Stored records:
►

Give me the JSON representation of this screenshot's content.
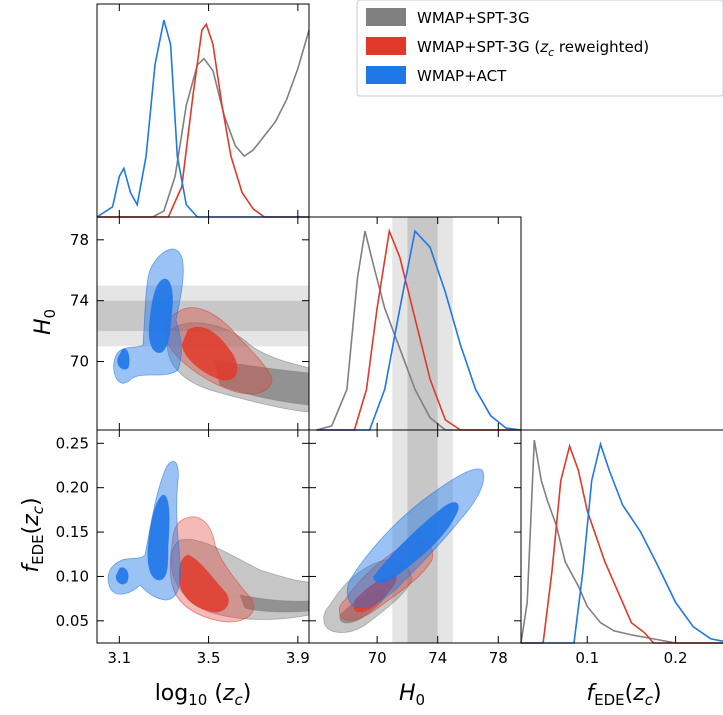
{
  "chart_data": {
    "type": "triangle",
    "legend": {
      "placement": "top-right",
      "entries": [
        {
          "label": "WMAP+SPT-3G",
          "color": "#808080"
        },
        {
          "label_pre": "WMAP+SPT-3G (",
          "label_var": "z",
          "label_sub": "c",
          "label_post": " reweighted)",
          "color": "#e0392b"
        },
        {
          "label": "WMAP+ACT",
          "color": "#1f77e8"
        }
      ]
    },
    "parameters": {
      "log10zc": {
        "label": "log₁₀ (z_c)",
        "range": [
          3.0,
          3.95
        ],
        "ticks": [
          3.1,
          3.5,
          3.9
        ]
      },
      "H0": {
        "label": "H₀",
        "range": [
          65.5,
          79.5
        ],
        "ticks": [
          70,
          74,
          78
        ]
      },
      "fEDE": {
        "label": "f_EDE(z_c)",
        "range": [
          0.025,
          0.265
        ],
        "ticks": [
          0.05,
          0.1,
          0.15,
          0.2,
          0.25
        ],
        "marginal_ticks": [
          0.1,
          0.2
        ],
        "marginal_tick_labels": [
          "0.1",
          "0.2"
        ]
      }
    },
    "h0_bands": {
      "inner": [
        72.0,
        74.0
      ],
      "outer": [
        71.0,
        75.0
      ]
    },
    "series": [
      {
        "name": "WMAP+SPT-3G",
        "color": "#808080",
        "marginals": {
          "log10zc": [
            [
              3.0,
              0.0
            ],
            [
              3.25,
              0.0
            ],
            [
              3.3,
              0.03
            ],
            [
              3.35,
              0.2
            ],
            [
              3.4,
              0.55
            ],
            [
              3.45,
              0.75
            ],
            [
              3.48,
              0.78
            ],
            [
              3.52,
              0.72
            ],
            [
              3.57,
              0.5
            ],
            [
              3.62,
              0.35
            ],
            [
              3.66,
              0.3
            ],
            [
              3.7,
              0.33
            ],
            [
              3.75,
              0.4
            ],
            [
              3.8,
              0.47
            ],
            [
              3.85,
              0.58
            ],
            [
              3.9,
              0.73
            ],
            [
              3.95,
              0.92
            ]
          ],
          "H0": [
            [
              66.0,
              0.0
            ],
            [
              67.0,
              0.02
            ],
            [
              68.0,
              0.2
            ],
            [
              68.7,
              0.75
            ],
            [
              69.2,
              0.98
            ],
            [
              69.8,
              0.8
            ],
            [
              70.5,
              0.6
            ],
            [
              71.5,
              0.4
            ],
            [
              72.5,
              0.2
            ],
            [
              73.5,
              0.06
            ],
            [
              74.5,
              0.0
            ],
            [
              79.5,
              0.0
            ]
          ],
          "fEDE": [
            [
              0.025,
              0.0
            ],
            [
              0.032,
              0.2
            ],
            [
              0.04,
              1.0
            ],
            [
              0.048,
              0.8
            ],
            [
              0.055,
              0.7
            ],
            [
              0.065,
              0.58
            ],
            [
              0.075,
              0.4
            ],
            [
              0.09,
              0.28
            ],
            [
              0.1,
              0.18
            ],
            [
              0.115,
              0.1
            ],
            [
              0.13,
              0.06
            ],
            [
              0.15,
              0.04
            ],
            [
              0.175,
              0.02
            ],
            [
              0.2,
              0.0
            ],
            [
              0.265,
              0.0
            ]
          ]
        }
      },
      {
        "name": "WMAP+SPT-3G (zc reweighted)",
        "color": "#e0392b",
        "marginals": {
          "log10zc": [
            [
              3.0,
              0.0
            ],
            [
              3.32,
              0.0
            ],
            [
              3.38,
              0.15
            ],
            [
              3.43,
              0.6
            ],
            [
              3.47,
              0.92
            ],
            [
              3.49,
              0.95
            ],
            [
              3.52,
              0.85
            ],
            [
              3.56,
              0.55
            ],
            [
              3.6,
              0.3
            ],
            [
              3.65,
              0.12
            ],
            [
              3.7,
              0.04
            ],
            [
              3.75,
              0.0
            ],
            [
              3.95,
              0.0
            ]
          ],
          "H0": [
            [
              66.0,
              0.0
            ],
            [
              68.5,
              0.0
            ],
            [
              69.3,
              0.2
            ],
            [
              70.0,
              0.6
            ],
            [
              70.8,
              0.98
            ],
            [
              71.5,
              0.85
            ],
            [
              72.5,
              0.55
            ],
            [
              73.5,
              0.25
            ],
            [
              74.5,
              0.05
            ],
            [
              75.5,
              0.0
            ],
            [
              79.5,
              0.0
            ]
          ],
          "fEDE": [
            [
              0.025,
              0.0
            ],
            [
              0.05,
              0.0
            ],
            [
              0.06,
              0.35
            ],
            [
              0.07,
              0.8
            ],
            [
              0.08,
              0.97
            ],
            [
              0.09,
              0.85
            ],
            [
              0.1,
              0.65
            ],
            [
              0.12,
              0.4
            ],
            [
              0.14,
              0.2
            ],
            [
              0.15,
              0.1
            ],
            [
              0.165,
              0.05
            ],
            [
              0.175,
              0.0
            ],
            [
              0.265,
              0.0
            ]
          ]
        }
      },
      {
        "name": "WMAP+ACT",
        "color": "#1f77e8",
        "marginals": {
          "log10zc": [
            [
              3.0,
              0.0
            ],
            [
              3.07,
              0.05
            ],
            [
              3.1,
              0.2
            ],
            [
              3.12,
              0.24
            ],
            [
              3.15,
              0.12
            ],
            [
              3.18,
              0.06
            ],
            [
              3.22,
              0.3
            ],
            [
              3.26,
              0.75
            ],
            [
              3.3,
              0.97
            ],
            [
              3.33,
              0.85
            ],
            [
              3.36,
              0.3
            ],
            [
              3.4,
              0.06
            ],
            [
              3.45,
              0.0
            ],
            [
              3.95,
              0.0
            ]
          ],
          "H0": [
            [
              66.0,
              0.0
            ],
            [
              69.5,
              0.0
            ],
            [
              70.5,
              0.2
            ],
            [
              71.5,
              0.6
            ],
            [
              72.5,
              0.98
            ],
            [
              73.5,
              0.9
            ],
            [
              74.5,
              0.68
            ],
            [
              75.5,
              0.42
            ],
            [
              76.5,
              0.2
            ],
            [
              77.5,
              0.07
            ],
            [
              78.5,
              0.01
            ],
            [
              79.5,
              0.0
            ]
          ],
          "fEDE": [
            [
              0.025,
              0.0
            ],
            [
              0.085,
              0.0
            ],
            [
              0.095,
              0.35
            ],
            [
              0.105,
              0.8
            ],
            [
              0.115,
              0.98
            ],
            [
              0.125,
              0.85
            ],
            [
              0.14,
              0.68
            ],
            [
              0.16,
              0.55
            ],
            [
              0.18,
              0.38
            ],
            [
              0.2,
              0.2
            ],
            [
              0.22,
              0.08
            ],
            [
              0.24,
              0.02
            ],
            [
              0.265,
              0.0
            ]
          ]
        }
      }
    ]
  }
}
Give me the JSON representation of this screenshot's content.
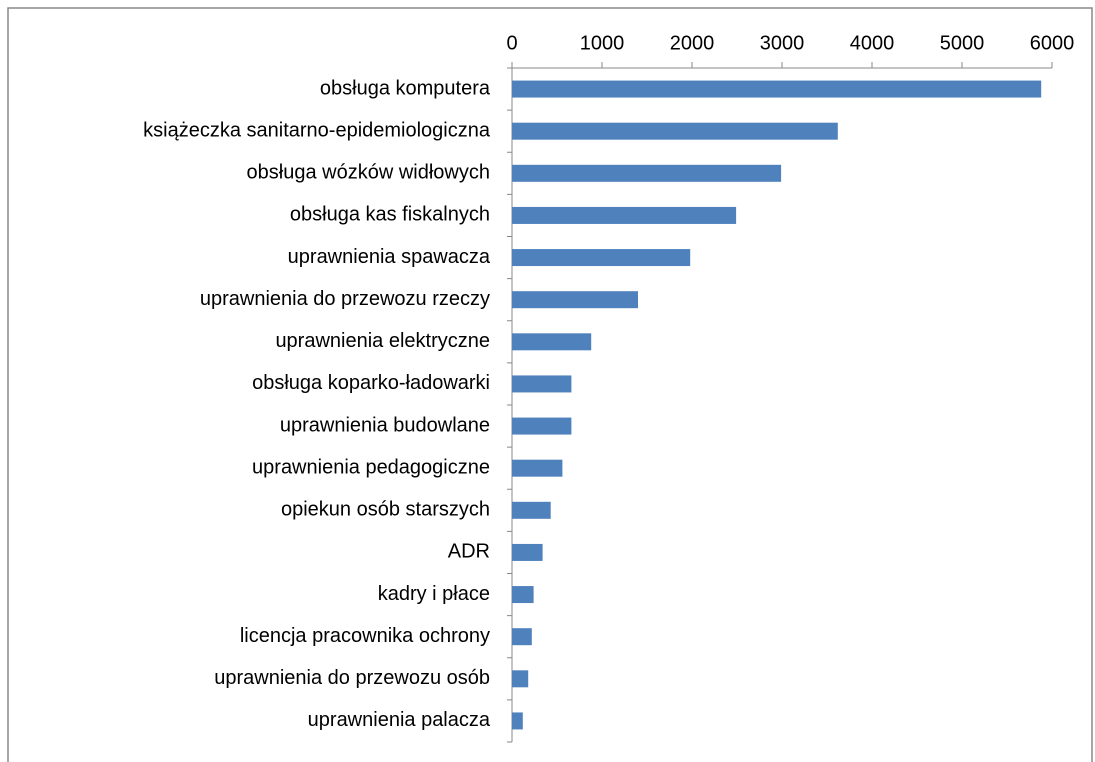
{
  "chart_data": {
    "type": "barh",
    "categories": [
      "obsługa komputera",
      "książeczka sanitarno-epidemiologiczna",
      "obsługa wózków widłowych",
      "obsługa kas fiskalnych",
      "uprawnienia spawacza",
      "uprawnienia do przewozu rzeczy",
      "uprawnienia elektryczne",
      "obsługa koparko-ładowarki",
      "uprawnienia budowlane",
      "uprawnienia pedagogiczne",
      "opiekun osób starszych",
      "ADR",
      "kadry i płace",
      "licencja pracownika ochrony",
      "uprawnienia do przewozu osób",
      "uprawnienia palacza"
    ],
    "values": [
      5880,
      3620,
      2990,
      2490,
      1980,
      1400,
      880,
      660,
      660,
      560,
      430,
      340,
      240,
      220,
      180,
      120
    ],
    "color": "#4f81bd",
    "xlim": [
      0,
      6000
    ],
    "xticks": [
      0,
      1000,
      2000,
      3000,
      4000,
      5000,
      6000
    ],
    "grid": false
  }
}
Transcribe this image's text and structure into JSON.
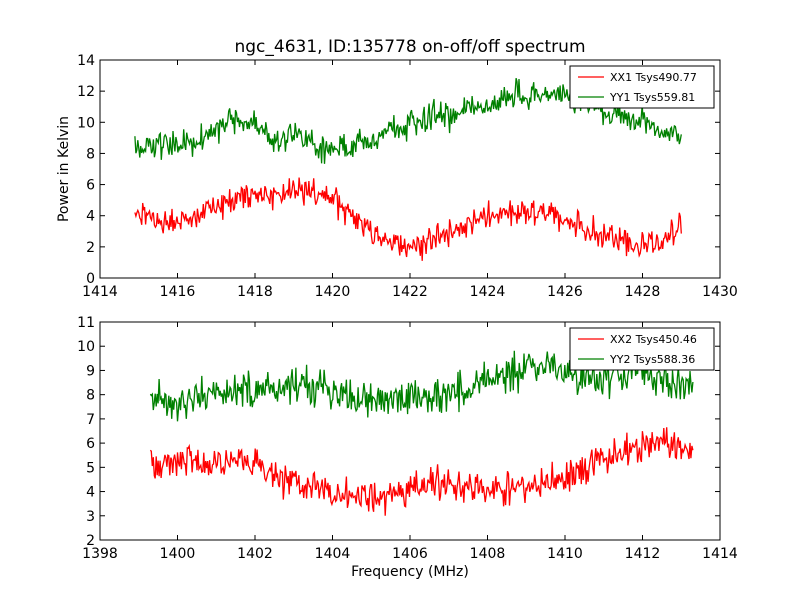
{
  "title": "ngc_4631, ID:135778 on-off/off spectrum",
  "chart_data": [
    {
      "type": "line",
      "title": "ngc_4631, ID:135778 on-off/off spectrum",
      "xlabel": "",
      "ylabel": "Power in Kelvin",
      "xlim": [
        1414,
        1430
      ],
      "ylim": [
        0,
        14
      ],
      "xticks": [
        "1414",
        "1416",
        "1418",
        "1420",
        "1422",
        "1424",
        "1426",
        "1428",
        "1430"
      ],
      "yticks": [
        "0",
        "2",
        "4",
        "6",
        "8",
        "10",
        "12",
        "14"
      ],
      "grid": false,
      "legend": "top-right",
      "x_range": [
        1414.9,
        1429.0
      ],
      "series": [
        {
          "name": "XX1 Tsys490.77",
          "color": "#ff0000",
          "x": [
            1415.0,
            1415.5,
            1416.0,
            1416.5,
            1417.0,
            1417.5,
            1418.0,
            1418.5,
            1419.0,
            1419.5,
            1420.0,
            1420.5,
            1421.0,
            1421.5,
            1422.0,
            1422.5,
            1423.0,
            1423.5,
            1424.0,
            1424.5,
            1425.0,
            1425.5,
            1426.0,
            1426.5,
            1427.0,
            1427.5,
            1428.0,
            1428.5,
            1429.0
          ],
          "values": [
            4.0,
            3.8,
            3.6,
            3.8,
            4.5,
            5.3,
            5.4,
            5.3,
            5.6,
            5.4,
            5.0,
            4.2,
            3.0,
            2.4,
            2.0,
            2.3,
            2.9,
            3.4,
            3.9,
            4.2,
            4.3,
            4.2,
            3.8,
            3.2,
            2.7,
            2.2,
            2.0,
            2.3,
            3.3
          ],
          "noise": 0.75
        },
        {
          "name": "YY1 Tsys559.81",
          "color": "#008000",
          "x": [
            1415.0,
            1415.5,
            1416.0,
            1416.5,
            1417.0,
            1417.5,
            1418.0,
            1418.5,
            1419.0,
            1419.5,
            1420.0,
            1420.5,
            1421.0,
            1421.5,
            1422.0,
            1422.5,
            1423.0,
            1423.5,
            1424.0,
            1424.5,
            1425.0,
            1425.5,
            1426.0,
            1426.5,
            1427.0,
            1427.5,
            1428.0,
            1428.5,
            1429.0
          ],
          "values": [
            8.3,
            8.6,
            8.8,
            8.7,
            9.6,
            10.2,
            9.8,
            8.8,
            9.4,
            8.3,
            8.3,
            8.5,
            8.8,
            9.6,
            9.7,
            10.4,
            10.4,
            11.0,
            11.1,
            11.5,
            11.8,
            11.8,
            11.7,
            11.3,
            10.6,
            10.3,
            10.2,
            9.5,
            8.7
          ],
          "noise": 0.75
        }
      ]
    },
    {
      "type": "line",
      "title": "",
      "xlabel": "Frequency (MHz)",
      "ylabel": "",
      "xlim": [
        1398,
        1414
      ],
      "ylim": [
        2,
        11
      ],
      "xticks": [
        "1398",
        "1400",
        "1402",
        "1404",
        "1406",
        "1408",
        "1410",
        "1412",
        "1414"
      ],
      "yticks": [
        "2",
        "3",
        "4",
        "5",
        "6",
        "7",
        "8",
        "9",
        "10",
        "11"
      ],
      "grid": false,
      "legend": "top-right",
      "x_range": [
        1399.3,
        1413.3
      ],
      "series": [
        {
          "name": "XX2 Tsys450.46",
          "color": "#ff0000",
          "x": [
            1399.3,
            1399.8,
            1400.3,
            1400.8,
            1401.3,
            1401.8,
            1402.3,
            1402.8,
            1403.3,
            1403.8,
            1404.3,
            1404.8,
            1405.3,
            1405.8,
            1406.3,
            1406.8,
            1407.3,
            1407.8,
            1408.3,
            1408.8,
            1409.3,
            1409.8,
            1410.3,
            1410.8,
            1411.3,
            1411.8,
            1412.3,
            1412.8,
            1413.3
          ],
          "values": [
            5.3,
            5.2,
            5.3,
            5.1,
            5.3,
            5.2,
            4.9,
            4.6,
            4.3,
            4.0,
            3.8,
            3.6,
            3.7,
            4.0,
            4.2,
            4.3,
            4.2,
            4.1,
            4.1,
            4.1,
            4.3,
            4.5,
            4.9,
            5.2,
            5.5,
            5.8,
            5.9,
            6.0,
            5.6
          ],
          "noise": 0.6
        },
        {
          "name": "YY2 Tsys588.36",
          "color": "#008000",
          "x": [
            1399.3,
            1399.8,
            1400.3,
            1400.8,
            1401.3,
            1401.8,
            1402.3,
            1402.8,
            1403.3,
            1403.8,
            1404.3,
            1404.8,
            1405.3,
            1405.8,
            1406.3,
            1406.8,
            1407.3,
            1407.8,
            1408.3,
            1408.8,
            1409.3,
            1409.8,
            1410.3,
            1410.8,
            1411.3,
            1411.8,
            1412.3,
            1412.8,
            1413.3
          ],
          "values": [
            7.8,
            7.6,
            7.8,
            8.0,
            8.1,
            8.2,
            8.3,
            8.3,
            8.3,
            8.2,
            8.0,
            7.7,
            7.6,
            7.7,
            7.9,
            7.9,
            8.2,
            8.4,
            8.7,
            9.0,
            9.1,
            9.0,
            8.7,
            8.6,
            8.8,
            8.9,
            8.7,
            8.5,
            8.3
          ],
          "noise": 0.65
        }
      ]
    }
  ]
}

◄

Reproduce every line of the listing above in which the string "title" appears.

■ **WRITTEN RESPONSE**:
  "title": "ngc_4631, ID:135778 on-off/off spectrum",
      "title": "ngc_4631, ID:135778 on-off/off spectrum",
      "title": "",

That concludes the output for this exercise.